> PROBLEM STATEMENT:
Locate every line in the records below that contains the word "image", and copy each one.

> DATA FOR THE TASK:
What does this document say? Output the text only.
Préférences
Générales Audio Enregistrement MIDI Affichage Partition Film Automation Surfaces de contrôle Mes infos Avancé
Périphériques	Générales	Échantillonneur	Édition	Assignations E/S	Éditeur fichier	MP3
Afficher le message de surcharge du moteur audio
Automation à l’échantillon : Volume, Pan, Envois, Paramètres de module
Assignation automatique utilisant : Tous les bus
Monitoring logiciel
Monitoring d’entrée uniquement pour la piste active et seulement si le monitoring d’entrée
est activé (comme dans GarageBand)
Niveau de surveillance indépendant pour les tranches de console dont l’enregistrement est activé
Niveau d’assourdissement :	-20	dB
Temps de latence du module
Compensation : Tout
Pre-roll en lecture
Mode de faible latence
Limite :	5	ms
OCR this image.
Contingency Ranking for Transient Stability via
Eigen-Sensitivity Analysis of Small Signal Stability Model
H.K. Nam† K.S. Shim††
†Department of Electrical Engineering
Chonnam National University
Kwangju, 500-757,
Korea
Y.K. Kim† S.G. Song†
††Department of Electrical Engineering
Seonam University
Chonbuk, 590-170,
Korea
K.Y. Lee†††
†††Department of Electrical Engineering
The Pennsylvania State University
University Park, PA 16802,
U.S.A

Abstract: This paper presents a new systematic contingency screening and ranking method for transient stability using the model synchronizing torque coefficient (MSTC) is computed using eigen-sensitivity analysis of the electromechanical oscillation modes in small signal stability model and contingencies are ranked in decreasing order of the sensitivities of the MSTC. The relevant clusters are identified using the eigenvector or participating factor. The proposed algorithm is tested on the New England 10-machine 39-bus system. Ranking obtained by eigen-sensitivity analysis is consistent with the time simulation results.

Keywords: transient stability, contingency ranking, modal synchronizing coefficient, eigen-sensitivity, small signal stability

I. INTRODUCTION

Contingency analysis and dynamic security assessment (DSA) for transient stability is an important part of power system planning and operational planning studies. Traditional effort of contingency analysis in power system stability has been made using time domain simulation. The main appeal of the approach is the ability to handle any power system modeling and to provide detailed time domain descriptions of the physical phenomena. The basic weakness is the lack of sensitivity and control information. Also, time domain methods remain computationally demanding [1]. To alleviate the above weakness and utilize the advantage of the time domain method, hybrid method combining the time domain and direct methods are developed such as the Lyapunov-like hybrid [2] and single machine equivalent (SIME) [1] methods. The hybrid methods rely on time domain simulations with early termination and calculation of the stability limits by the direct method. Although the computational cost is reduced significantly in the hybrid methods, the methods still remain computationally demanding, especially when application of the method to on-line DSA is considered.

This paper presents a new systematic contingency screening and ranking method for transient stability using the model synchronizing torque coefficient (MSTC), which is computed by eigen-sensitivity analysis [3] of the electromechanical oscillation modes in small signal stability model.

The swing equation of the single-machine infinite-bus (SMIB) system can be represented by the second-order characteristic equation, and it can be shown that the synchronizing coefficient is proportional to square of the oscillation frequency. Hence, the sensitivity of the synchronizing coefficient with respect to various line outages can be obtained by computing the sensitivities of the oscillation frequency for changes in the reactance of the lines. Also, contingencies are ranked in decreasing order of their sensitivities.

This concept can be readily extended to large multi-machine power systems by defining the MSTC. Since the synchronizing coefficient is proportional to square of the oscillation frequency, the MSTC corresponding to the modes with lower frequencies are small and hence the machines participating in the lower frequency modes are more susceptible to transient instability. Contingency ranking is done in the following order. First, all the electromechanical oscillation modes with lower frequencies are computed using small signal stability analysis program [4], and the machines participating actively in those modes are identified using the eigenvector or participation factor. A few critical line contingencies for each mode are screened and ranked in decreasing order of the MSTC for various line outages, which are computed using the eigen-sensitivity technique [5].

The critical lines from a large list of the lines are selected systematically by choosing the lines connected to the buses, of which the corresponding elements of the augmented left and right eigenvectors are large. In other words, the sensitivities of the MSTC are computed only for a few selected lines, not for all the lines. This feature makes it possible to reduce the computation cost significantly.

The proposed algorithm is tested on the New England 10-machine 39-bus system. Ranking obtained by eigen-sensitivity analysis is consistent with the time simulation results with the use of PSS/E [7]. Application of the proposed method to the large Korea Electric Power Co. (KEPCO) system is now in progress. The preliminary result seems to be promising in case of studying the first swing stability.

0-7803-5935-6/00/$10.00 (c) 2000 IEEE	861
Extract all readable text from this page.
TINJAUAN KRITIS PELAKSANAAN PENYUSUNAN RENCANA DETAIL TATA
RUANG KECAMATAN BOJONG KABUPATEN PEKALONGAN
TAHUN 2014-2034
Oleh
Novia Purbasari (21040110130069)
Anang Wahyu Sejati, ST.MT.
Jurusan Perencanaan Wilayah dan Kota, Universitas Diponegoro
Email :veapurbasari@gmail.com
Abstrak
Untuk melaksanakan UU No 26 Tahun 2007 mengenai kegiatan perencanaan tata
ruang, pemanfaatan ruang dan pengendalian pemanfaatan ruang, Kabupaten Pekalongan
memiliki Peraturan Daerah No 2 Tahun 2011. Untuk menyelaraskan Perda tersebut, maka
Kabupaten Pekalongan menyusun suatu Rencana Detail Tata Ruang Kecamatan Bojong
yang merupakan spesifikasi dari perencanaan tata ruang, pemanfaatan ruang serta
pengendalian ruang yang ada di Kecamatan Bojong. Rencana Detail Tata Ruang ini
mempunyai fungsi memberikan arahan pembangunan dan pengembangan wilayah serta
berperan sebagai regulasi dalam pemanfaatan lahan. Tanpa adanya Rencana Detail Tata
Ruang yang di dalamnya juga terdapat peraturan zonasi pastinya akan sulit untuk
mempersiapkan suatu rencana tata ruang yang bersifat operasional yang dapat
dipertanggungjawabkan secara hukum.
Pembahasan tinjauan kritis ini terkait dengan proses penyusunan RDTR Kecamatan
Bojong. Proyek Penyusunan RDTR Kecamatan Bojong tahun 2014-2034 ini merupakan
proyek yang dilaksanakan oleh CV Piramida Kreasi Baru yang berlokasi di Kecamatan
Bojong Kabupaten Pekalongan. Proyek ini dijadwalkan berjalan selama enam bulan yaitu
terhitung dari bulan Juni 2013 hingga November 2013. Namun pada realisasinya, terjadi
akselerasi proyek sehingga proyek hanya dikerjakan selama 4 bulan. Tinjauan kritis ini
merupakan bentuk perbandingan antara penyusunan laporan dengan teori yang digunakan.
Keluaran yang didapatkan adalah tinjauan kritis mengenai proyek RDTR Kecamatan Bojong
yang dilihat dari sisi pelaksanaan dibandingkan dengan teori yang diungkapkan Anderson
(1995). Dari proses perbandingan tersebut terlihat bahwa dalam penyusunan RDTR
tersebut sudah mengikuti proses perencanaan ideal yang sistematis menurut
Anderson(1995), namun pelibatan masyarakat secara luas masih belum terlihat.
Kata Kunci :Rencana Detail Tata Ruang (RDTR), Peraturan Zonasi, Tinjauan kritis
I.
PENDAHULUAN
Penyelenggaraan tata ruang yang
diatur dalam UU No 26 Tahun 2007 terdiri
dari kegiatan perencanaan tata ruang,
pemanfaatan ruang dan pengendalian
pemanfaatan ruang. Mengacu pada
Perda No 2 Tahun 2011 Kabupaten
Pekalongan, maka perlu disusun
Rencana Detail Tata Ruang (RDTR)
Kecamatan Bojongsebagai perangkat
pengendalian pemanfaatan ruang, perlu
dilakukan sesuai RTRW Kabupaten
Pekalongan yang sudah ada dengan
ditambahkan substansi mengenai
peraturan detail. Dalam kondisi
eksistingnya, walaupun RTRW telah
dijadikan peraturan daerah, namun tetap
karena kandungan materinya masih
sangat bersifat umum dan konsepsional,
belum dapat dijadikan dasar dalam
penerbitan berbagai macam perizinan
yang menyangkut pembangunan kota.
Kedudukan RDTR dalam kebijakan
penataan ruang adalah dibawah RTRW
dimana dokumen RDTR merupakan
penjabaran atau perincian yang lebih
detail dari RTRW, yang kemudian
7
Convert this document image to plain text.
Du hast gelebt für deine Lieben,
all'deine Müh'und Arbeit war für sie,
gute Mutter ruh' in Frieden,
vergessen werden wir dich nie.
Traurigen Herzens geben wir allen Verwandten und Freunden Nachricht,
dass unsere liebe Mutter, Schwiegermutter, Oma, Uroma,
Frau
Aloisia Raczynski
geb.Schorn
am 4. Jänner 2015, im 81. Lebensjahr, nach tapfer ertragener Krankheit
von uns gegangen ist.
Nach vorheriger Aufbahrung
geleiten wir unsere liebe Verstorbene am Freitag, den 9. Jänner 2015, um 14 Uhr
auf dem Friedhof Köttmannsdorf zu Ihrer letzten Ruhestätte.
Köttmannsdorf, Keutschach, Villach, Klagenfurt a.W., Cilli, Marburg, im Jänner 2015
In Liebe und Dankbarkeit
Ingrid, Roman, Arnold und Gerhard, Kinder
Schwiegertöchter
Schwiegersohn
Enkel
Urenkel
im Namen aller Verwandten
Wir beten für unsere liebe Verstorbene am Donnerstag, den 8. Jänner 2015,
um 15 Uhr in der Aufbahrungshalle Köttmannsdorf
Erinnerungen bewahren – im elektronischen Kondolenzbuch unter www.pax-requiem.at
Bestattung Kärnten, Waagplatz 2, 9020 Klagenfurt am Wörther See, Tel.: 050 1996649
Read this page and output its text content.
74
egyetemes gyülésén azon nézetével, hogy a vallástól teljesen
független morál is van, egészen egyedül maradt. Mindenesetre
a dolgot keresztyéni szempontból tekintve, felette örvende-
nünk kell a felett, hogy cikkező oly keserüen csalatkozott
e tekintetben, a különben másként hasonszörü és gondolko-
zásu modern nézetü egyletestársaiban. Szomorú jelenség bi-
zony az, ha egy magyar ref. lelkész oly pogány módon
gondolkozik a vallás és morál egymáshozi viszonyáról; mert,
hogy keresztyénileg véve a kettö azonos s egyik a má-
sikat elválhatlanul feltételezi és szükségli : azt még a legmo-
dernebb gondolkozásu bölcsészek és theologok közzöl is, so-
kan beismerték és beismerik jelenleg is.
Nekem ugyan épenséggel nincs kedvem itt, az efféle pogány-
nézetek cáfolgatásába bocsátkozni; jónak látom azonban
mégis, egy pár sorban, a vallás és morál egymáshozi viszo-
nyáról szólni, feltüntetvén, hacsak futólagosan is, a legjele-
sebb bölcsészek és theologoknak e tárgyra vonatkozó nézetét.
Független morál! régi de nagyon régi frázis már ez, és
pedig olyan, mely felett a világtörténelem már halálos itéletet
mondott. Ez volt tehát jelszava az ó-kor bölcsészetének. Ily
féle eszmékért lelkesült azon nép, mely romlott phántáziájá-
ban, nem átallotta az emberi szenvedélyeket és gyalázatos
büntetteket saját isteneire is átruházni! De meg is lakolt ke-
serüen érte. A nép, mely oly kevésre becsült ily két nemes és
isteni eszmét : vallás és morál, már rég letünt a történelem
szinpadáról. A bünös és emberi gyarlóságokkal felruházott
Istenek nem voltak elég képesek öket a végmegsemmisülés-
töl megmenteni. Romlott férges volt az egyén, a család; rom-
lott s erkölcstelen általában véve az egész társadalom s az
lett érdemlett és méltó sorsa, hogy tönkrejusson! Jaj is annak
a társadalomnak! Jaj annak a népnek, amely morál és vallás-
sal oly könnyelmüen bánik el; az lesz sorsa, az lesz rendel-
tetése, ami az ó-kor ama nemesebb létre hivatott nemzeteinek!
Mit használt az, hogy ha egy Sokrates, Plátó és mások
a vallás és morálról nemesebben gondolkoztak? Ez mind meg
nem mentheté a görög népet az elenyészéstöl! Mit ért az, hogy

> THE RESPONSE:
OCR this image.
Convert this document image to plain text.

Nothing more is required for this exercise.